◆ Task objective
Using the data below, repeat all of it precisely.

## START Exercise inputs

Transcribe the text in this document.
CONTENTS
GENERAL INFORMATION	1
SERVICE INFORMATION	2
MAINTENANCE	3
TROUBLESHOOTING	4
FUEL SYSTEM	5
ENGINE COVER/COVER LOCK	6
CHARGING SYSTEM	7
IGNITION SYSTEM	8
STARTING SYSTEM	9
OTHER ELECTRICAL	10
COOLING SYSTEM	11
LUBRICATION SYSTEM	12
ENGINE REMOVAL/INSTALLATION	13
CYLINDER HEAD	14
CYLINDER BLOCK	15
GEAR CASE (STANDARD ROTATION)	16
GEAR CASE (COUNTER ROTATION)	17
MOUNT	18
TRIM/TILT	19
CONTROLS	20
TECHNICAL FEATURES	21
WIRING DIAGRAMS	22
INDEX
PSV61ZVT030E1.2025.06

## END Exercise inputs

◆ Response for this exercise
Transcribe the text in this document.
CONTENTS
GENERAL INFORMATION	1
SERVICE INFORMATION	2
MAINTENANCE	3
TROUBLESHOOTING	4
FUEL SYSTEM	5
ENGINE COVER/COVER LOCK	6
CHARGING SYSTEM	7
IGNITION SYSTEM	8
STARTING SYSTEM	9
OTHER ELECTRICAL	10
COOLING SYSTEM	11
LUBRICATION SYSTEM	12
ENGINE REMOVAL/INSTALLATION	13
CYLINDER HEAD	14
CYLINDER BLOCK	15
GEAR CASE (STANDARD ROTATION)	16
GEAR CASE (COUNTER ROTATION)	17
MOUNT	18
TRIM/TILT	19
CONTROLS	20
TECHNICAL FEATURES	21
WIRING DIAGRAMS	22
INDEX
PSV61ZVT030E1.2025.06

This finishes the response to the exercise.